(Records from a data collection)
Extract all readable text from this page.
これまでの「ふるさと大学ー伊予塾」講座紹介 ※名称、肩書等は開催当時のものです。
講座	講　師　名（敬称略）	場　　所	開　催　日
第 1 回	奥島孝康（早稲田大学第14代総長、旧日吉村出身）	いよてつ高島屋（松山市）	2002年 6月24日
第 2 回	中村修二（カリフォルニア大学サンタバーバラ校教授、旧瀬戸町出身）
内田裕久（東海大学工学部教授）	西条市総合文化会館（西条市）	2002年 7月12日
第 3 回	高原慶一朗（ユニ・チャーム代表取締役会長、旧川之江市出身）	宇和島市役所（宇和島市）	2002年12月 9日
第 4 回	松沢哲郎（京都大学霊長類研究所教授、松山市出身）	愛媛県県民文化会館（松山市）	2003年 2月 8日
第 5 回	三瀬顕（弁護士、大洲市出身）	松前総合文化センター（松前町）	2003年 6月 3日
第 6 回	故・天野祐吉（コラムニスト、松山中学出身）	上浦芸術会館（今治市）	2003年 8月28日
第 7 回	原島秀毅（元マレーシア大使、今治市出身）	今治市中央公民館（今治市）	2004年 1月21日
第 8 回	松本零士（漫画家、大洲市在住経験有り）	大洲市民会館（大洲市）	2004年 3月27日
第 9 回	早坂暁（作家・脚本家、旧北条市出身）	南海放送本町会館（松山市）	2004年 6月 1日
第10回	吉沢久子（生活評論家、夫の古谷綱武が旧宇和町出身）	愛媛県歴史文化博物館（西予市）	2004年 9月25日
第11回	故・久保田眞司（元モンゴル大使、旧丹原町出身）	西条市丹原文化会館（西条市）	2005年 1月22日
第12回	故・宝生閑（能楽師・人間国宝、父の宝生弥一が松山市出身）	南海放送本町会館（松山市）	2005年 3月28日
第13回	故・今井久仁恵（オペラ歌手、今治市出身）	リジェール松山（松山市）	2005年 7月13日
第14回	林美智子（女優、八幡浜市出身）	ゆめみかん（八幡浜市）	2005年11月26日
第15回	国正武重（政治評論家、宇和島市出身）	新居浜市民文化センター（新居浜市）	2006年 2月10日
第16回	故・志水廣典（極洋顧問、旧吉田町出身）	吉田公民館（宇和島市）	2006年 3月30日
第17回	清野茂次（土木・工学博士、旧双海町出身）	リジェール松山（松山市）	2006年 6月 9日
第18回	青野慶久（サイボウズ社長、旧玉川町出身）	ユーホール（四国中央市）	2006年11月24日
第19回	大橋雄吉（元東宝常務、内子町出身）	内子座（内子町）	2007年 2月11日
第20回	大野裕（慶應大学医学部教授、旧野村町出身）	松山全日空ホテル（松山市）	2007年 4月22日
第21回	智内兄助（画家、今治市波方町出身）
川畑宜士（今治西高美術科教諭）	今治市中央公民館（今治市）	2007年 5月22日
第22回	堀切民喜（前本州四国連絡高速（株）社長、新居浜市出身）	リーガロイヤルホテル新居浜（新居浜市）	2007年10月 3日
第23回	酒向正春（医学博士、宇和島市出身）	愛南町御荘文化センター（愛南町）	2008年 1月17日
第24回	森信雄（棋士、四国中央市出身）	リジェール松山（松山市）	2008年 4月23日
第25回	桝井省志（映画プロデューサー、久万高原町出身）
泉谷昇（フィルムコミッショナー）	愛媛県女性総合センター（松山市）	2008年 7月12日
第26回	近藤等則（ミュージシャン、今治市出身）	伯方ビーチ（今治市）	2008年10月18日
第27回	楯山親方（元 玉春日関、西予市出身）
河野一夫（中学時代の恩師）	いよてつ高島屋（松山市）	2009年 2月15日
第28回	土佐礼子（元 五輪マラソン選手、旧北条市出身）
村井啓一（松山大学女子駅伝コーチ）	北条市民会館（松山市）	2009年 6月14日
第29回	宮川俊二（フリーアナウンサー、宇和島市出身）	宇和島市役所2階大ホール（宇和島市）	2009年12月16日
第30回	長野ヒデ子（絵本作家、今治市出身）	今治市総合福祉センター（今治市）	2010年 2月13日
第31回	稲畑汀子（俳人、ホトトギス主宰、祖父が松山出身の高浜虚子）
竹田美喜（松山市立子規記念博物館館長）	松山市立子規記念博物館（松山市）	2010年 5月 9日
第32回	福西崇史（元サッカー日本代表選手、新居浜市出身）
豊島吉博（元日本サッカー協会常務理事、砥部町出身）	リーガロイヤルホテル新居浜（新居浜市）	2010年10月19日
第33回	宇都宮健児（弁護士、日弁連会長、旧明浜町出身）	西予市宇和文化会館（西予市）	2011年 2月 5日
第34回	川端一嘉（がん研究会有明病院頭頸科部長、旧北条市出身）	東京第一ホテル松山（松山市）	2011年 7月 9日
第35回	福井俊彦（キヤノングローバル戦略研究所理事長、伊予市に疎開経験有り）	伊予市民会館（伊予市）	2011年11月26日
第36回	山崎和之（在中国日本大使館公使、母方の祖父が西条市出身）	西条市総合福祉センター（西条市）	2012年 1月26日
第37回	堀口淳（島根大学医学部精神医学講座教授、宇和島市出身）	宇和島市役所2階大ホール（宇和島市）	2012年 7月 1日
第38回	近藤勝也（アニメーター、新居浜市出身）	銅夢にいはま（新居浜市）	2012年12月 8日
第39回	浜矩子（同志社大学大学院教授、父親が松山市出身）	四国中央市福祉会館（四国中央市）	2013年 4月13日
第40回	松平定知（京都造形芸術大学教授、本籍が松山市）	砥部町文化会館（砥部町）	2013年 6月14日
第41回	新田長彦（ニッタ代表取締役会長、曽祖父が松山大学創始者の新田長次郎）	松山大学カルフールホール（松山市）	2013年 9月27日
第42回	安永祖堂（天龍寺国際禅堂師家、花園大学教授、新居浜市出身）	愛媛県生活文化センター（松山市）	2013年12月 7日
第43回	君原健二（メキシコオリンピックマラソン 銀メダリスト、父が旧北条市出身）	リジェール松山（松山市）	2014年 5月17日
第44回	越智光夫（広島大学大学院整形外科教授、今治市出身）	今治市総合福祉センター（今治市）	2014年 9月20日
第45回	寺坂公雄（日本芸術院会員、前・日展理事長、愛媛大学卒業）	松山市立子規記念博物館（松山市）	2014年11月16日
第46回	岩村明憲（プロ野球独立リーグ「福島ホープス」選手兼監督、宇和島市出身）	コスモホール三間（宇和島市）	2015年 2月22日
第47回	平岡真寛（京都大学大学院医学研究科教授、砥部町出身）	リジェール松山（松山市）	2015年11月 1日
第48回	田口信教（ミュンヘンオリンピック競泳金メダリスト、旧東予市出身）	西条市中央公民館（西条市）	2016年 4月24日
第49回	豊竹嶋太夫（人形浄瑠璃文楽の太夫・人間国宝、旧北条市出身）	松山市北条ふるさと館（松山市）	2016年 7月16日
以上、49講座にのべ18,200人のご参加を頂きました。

-- GOAL --
Could you reproduce every record above exactly as it appears?

-- RESULT OF THIS EXERCISE --
Extract all readable text from this page.
これまでの「ふるさと大学ー伊予塾」講座紹介 ※名称、肩書等は開催当時のものです。
講座	講　師　名（敬称略）	場　　所	開　催　日
第 1 回	奥島孝康（早稲田大学第14代総長、旧日吉村出身）	いよてつ高島屋（松山市）	2002年 6月24日
第 2 回	中村修二（カリフォルニア大学サンタバーバラ校教授、旧瀬戸町出身）
内田裕久（東海大学工学部教授）	西条市総合文化会館（西条市）	2002年 7月12日
第 3 回	高原慶一朗（ユニ・チャーム代表取締役会長、旧川之江市出身）	宇和島市役所（宇和島市）	2002年12月 9日
第 4 回	松沢哲郎（京都大学霊長類研究所教授、松山市出身）	愛媛県県民文化会館（松山市）	2003年 2月 8日
第 5 回	三瀬顕（弁護士、大洲市出身）	松前総合文化センター（松前町）	2003年 6月 3日
第 6 回	故・天野祐吉（コラムニスト、松山中学出身）	上浦芸術会館（今治市）	2003年 8月28日
第 7 回	原島秀毅（元マレーシア大使、今治市出身）	今治市中央公民館（今治市）	2004年 1月21日
第 8 回	松本零士（漫画家、大洲市在住経験有り）	大洲市民会館（大洲市）	2004年 3月27日
第 9 回	早坂暁（作家・脚本家、旧北条市出身）	南海放送本町会館（松山市）	2004年 6月 1日
第10回	吉沢久子（生活評論家、夫の古谷綱武が旧宇和町出身）	愛媛県歴史文化博物館（西予市）	2004年 9月25日
第11回	故・久保田眞司（元モンゴル大使、旧丹原町出身）	西条市丹原文化会館（西条市）	2005年 1月22日
第12回	故・宝生閑（能楽師・人間国宝、父の宝生弥一が松山市出身）	南海放送本町会館（松山市）	2005年 3月28日
第13回	故・今井久仁恵（オペラ歌手、今治市出身）	リジェール松山（松山市）	2005年 7月13日
第14回	林美智子（女優、八幡浜市出身）	ゆめみかん（八幡浜市）	2005年11月26日
第15回	国正武重（政治評論家、宇和島市出身）	新居浜市民文化センター（新居浜市）	2006年 2月10日
第16回	故・志水廣典（極洋顧問、旧吉田町出身）	吉田公民館（宇和島市）	2006年 3月30日
第17回	清野茂次（土木・工学博士、旧双海町出身）	リジェール松山（松山市）	2006年 6月 9日
第18回	青野慶久（サイボウズ社長、旧玉川町出身）	ユーホール（四国中央市）	2006年11月24日
第19回	大橋雄吉（元東宝常務、内子町出身）	内子座（内子町）	2007年 2月11日
第20回	大野裕（慶應大学医学部教授、旧野村町出身）	松山全日空ホテル（松山市）	2007年 4月22日
第21回	智内兄助（画家、今治市波方町出身）
川畑宜士（今治西高美術科教諭）	今治市中央公民館（今治市）	2007年 5月22日
第22回	堀切民喜（前本州四国連絡高速（株）社長、新居浜市出身）	リーガロイヤルホテル新居浜（新居浜市）	2007年10月 3日
第23回	酒向正春（医学博士、宇和島市出身）	愛南町御荘文化センター（愛南町）	2008年 1月17日
第24回	森信雄（棋士、四国中央市出身）	リジェール松山（松山市）	2008年 4月23日
第25回	桝井省志（映画プロデューサー、久万高原町出身）
泉谷昇（フィルムコミッショナー）	愛媛県女性総合センター（松山市）	2008年 7月12日
第26回	近藤等則（ミュージシャン、今治市出身）	伯方ビーチ（今治市）	2008年10月18日
第27回	楯山親方（元 玉春日関、西予市出身）
河野一夫（中学時代の恩師）	いよてつ高島屋（松山市）	2009年 2月15日
第28回	土佐礼子（元 五輪マラソン選手、旧北条市出身）
村井啓一（松山大学女子駅伝コーチ）	北条市民会館（松山市）	2009年 6月14日
第29回	宮川俊二（フリーアナウンサー、宇和島市出身）	宇和島市役所2階大ホール（宇和島市）	2009年12月16日
第30回	長野ヒデ子（絵本作家、今治市出身）	今治市総合福祉センター（今治市）	2010年 2月13日
第31回	稲畑汀子（俳人、ホトトギス主宰、祖父が松山出身の高浜虚子）
竹田美喜（松山市立子規記念博物館館長）	松山市立子規記念博物館（松山市）	2010年 5月 9日
第32回	福西崇史（元サッカー日本代表選手、新居浜市出身）
豊島吉博（元日本サッカー協会常務理事、砥部町出身）	リーガロイヤルホテル新居浜（新居浜市）	2010年10月19日
第33回	宇都宮健児（弁護士、日弁連会長、旧明浜町出身）	西予市宇和文化会館（西予市）	2011年 2月 5日
第34回	川端一嘉（がん研究会有明病院頭頸科部長、旧北条市出身）	東京第一ホテル松山（松山市）	2011年 7月 9日
第35回	福井俊彦（キヤノングローバル戦略研究所理事長、伊予市に疎開経験有り）	伊予市民会館（伊予市）	2011年11月26日
第36回	山崎和之（在中国日本大使館公使、母方の祖父が西条市出身）	西条市総合福祉センター（西条市）	2012年 1月26日
第37回	堀口淳（島根大学医学部精神医学講座教授、宇和島市出身）	宇和島市役所2階大ホール（宇和島市）	2012年 7月 1日
第38回	近藤勝也（アニメーター、新居浜市出身）	銅夢にいはま（新居浜市）	2012年12月 8日
第39回	浜矩子（同志社大学大学院教授、父親が松山市出身）	四国中央市福祉会館（四国中央市）	2013年 4月13日
第40回	松平定知（京都造形芸術大学教授、本籍が松山市）	砥部町文化会館（砥部町）	2013年 6月14日
第41回	新田長彦（ニッタ代表取締役会長、曽祖父が松山大学創始者の新田長次郎）	松山大学カルフールホール（松山市）	2013年 9月27日
第42回	安永祖堂（天龍寺国際禅堂師家、花園大学教授、新居浜市出身）	愛媛県生活文化センター（松山市）	2013年12月 7日
第43回	君原健二（メキシコオリンピックマラソン 銀メダリスト、父が旧北条市出身）	リジェール松山（松山市）	2014年 5月17日
第44回	越智光夫（広島大学大学院整形外科教授、今治市出身）	今治市総合福祉センター（今治市）	2014年 9月20日
第45回	寺坂公雄（日本芸術院会員、前・日展理事長、愛媛大学卒業）	松山市立子規記念博物館（松山市）	2014年11月16日
第46回	岩村明憲（プロ野球独立リーグ「福島ホープス」選手兼監督、宇和島市出身）	コスモホール三間（宇和島市）	2015年 2月22日
第47回	平岡真寛（京都大学大学院医学研究科教授、砥部町出身）	リジェール松山（松山市）	2015年11月 1日
第48回	田口信教（ミュンヘンオリンピック競泳金メダリスト、旧東予市出身）	西条市中央公民館（西条市）	2016年 4月24日
第49回	豊竹嶋太夫（人形浄瑠璃文楽の太夫・人間国宝、旧北条市出身）	松山市北条ふるさと館（松山市）	2016年 7月16日
以上、49講座にのべ18,200人のご参加を頂きました。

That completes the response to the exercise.